Task goal -> Repeat the entries below exactly as they appear, with no pictures.

Records supplied ->
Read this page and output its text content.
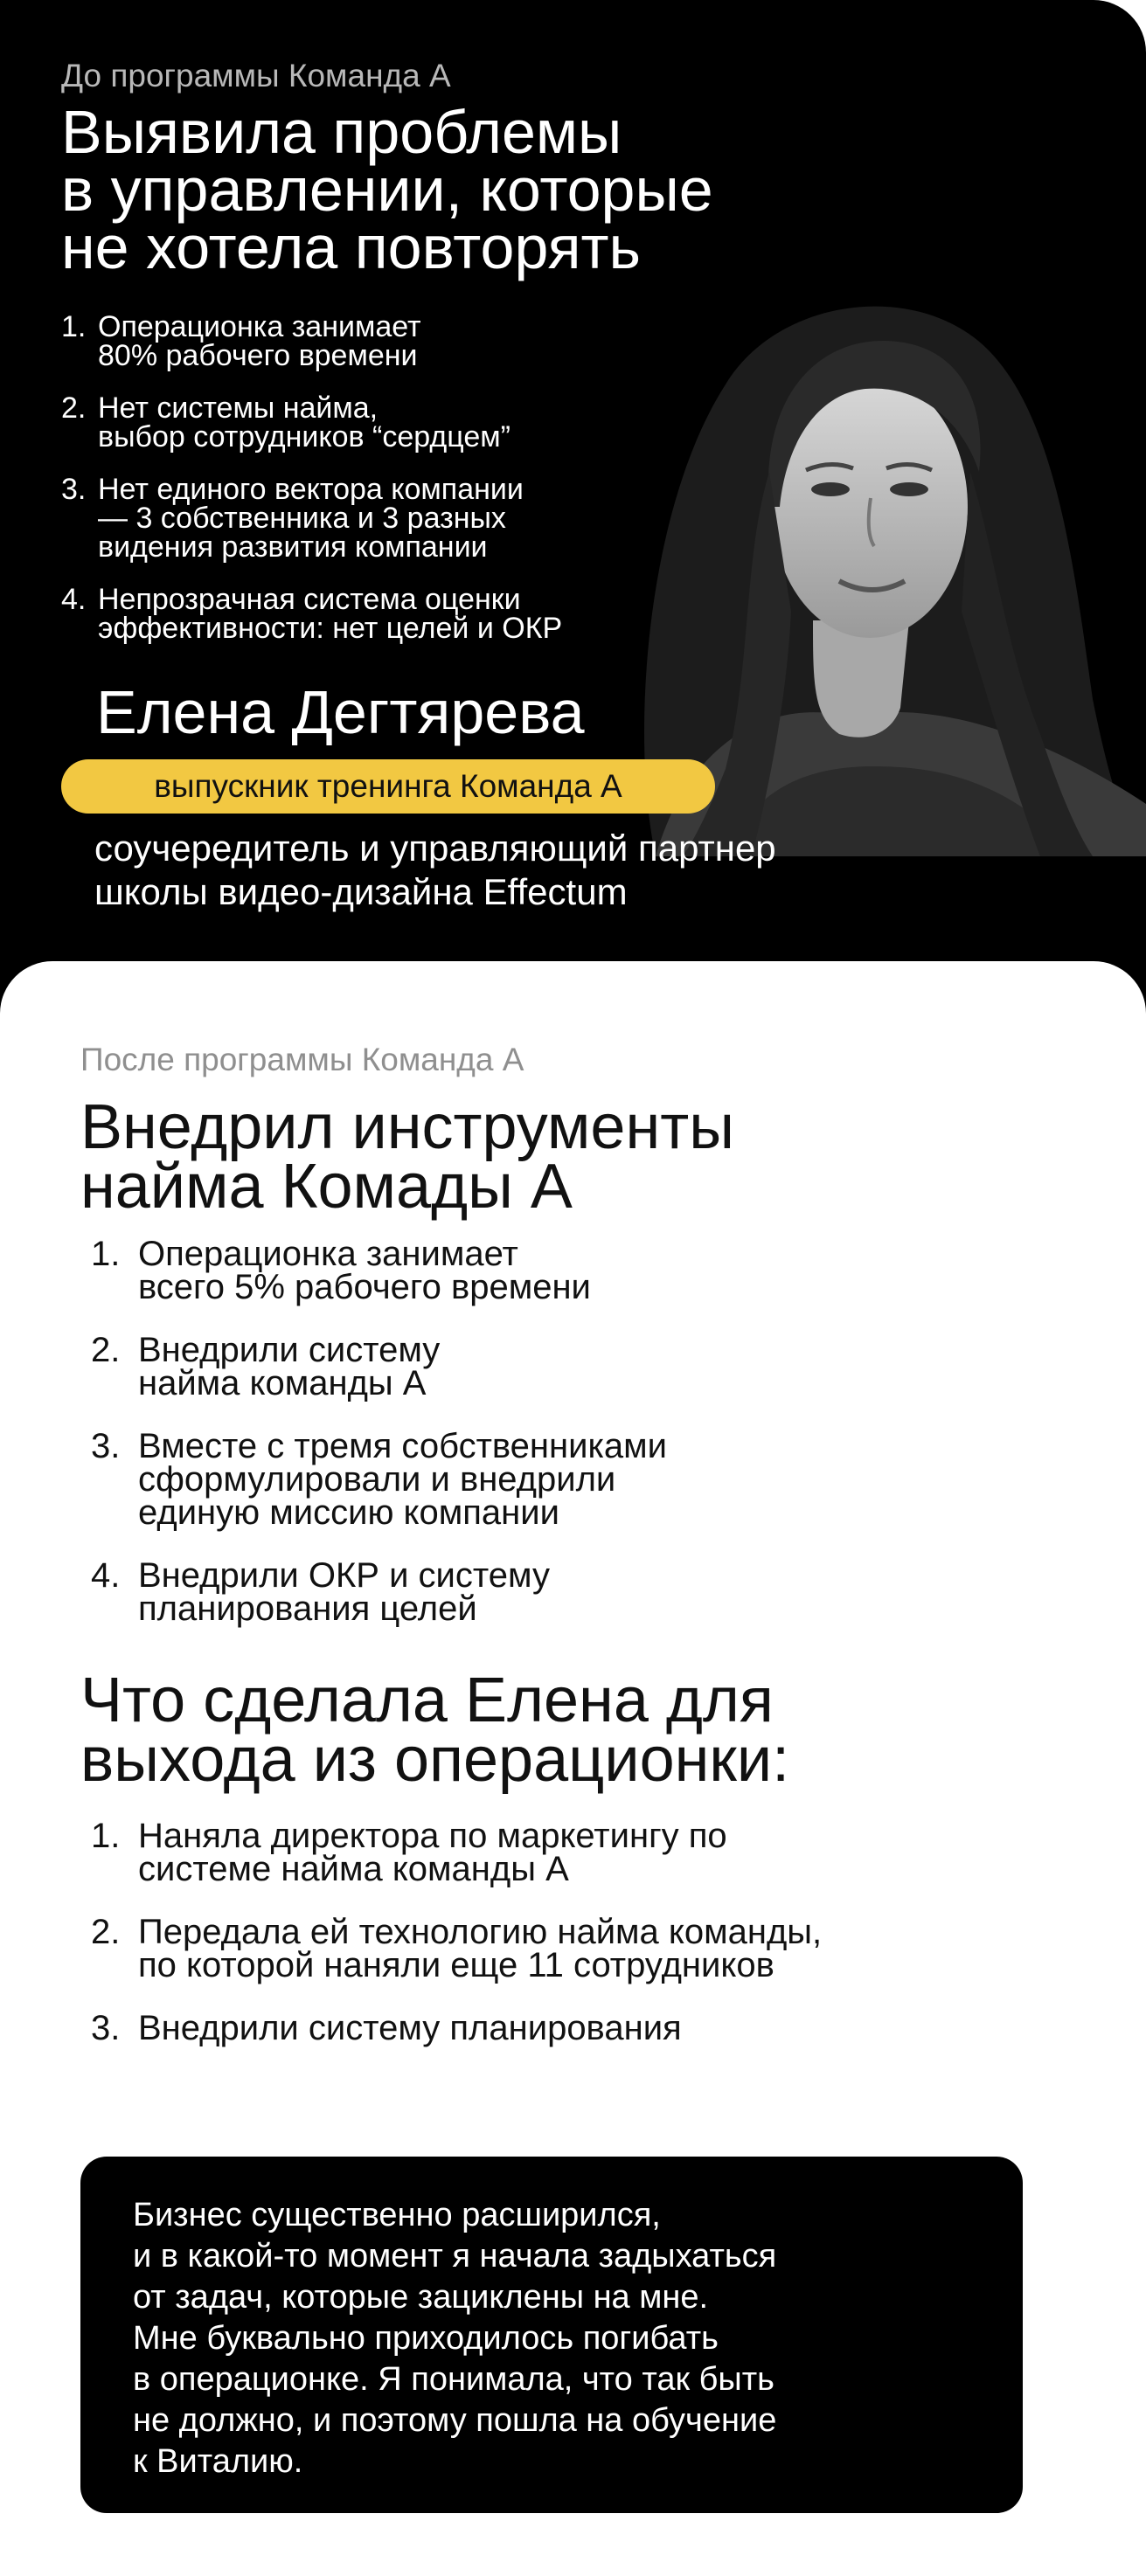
До программы Команда А
Выявила проблемы
в управлении, которые
не хотела повторять
1. Операционка занимает
80% рабочего времени
2. Нет системы найма,
выбор сотрудников “сердцем”
3. Нет единого вектора компании
— 3 собственника и 3 разных
видения развития компании
4. Непрозрачная система оценки
эффективности: нет целей и ОКР
Елена Дегтярева
выпускник тренинга Команда А
соучередитель и управляющий партнер
школы видео-дизайна Effectum
После программы Команда А
Внедрил инструменты
найма Комады А
1. Операционка занимает
всего 5% рабочего времени
2. Внедрили систему
найма команды А
3. Вместе с тремя собственниками
сформулировали и внедрили
единую миссию компании
4. Внедрили ОКР и систему
планирования целей
Что сделала Елена для
выхода из операционки:
1. Наняла директора по маркетингу по
системе найма команды А
2. Передала ей технологию найма команды,
по которой наняли еще 11 сотрудников
3. Внедрили систему планирования
Бизнес существенно расширился,
и в какой-то момент я начала задыхаться
от задач, которые зациклены на мне.
Мне буквально приходилось погибать
в операционке. Я понимала, что так быть
не должно, и поэтому пошла на обучение
к Виталию.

Exercise solution ->
Read this page and output its text content.
До программы Команда А
Выявила проблемы
в управлении, которые
не хотела повторять
1. Операционка занимает
80% рабочего времени
2. Нет системы найма,
выбор сотрудников “сердцем”
3. Нет единого вектора компании
— 3 собственника и 3 разных
видения развития компании
4. Непрозрачная система оценки
эффективности: нет целей и ОКР
Елена Дегтярева
выпускник тренинга Команда А
соучередитель и управляющий партнер
школы видео-дизайна Effectum
После программы Команда А
Внедрил инструменты
найма Комады А
1. Операционка занимает
всего 5% рабочего времени
2. Внедрили систему
найма команды А
3. Вместе с тремя собственниками
сформулировали и внедрили
единую миссию компании
4. Внедрили ОКР и систему
планирования целей
Что сделала Елена для
выхода из операционки:
1. Наняла директора по маркетингу по
системе найма команды А
2. Передала ей технологию найма команды,
по которой наняли еще 11 сотрудников
3. Внедрили систему планирования
Бизнес существенно расширился,
и в какой-то момент я начала задыхаться
от задач, которые зациклены на мне.
Мне буквально приходилось погибать
в операционке. Я понимала, что так быть
не должно, и поэтому пошла на обучение
к Виталию.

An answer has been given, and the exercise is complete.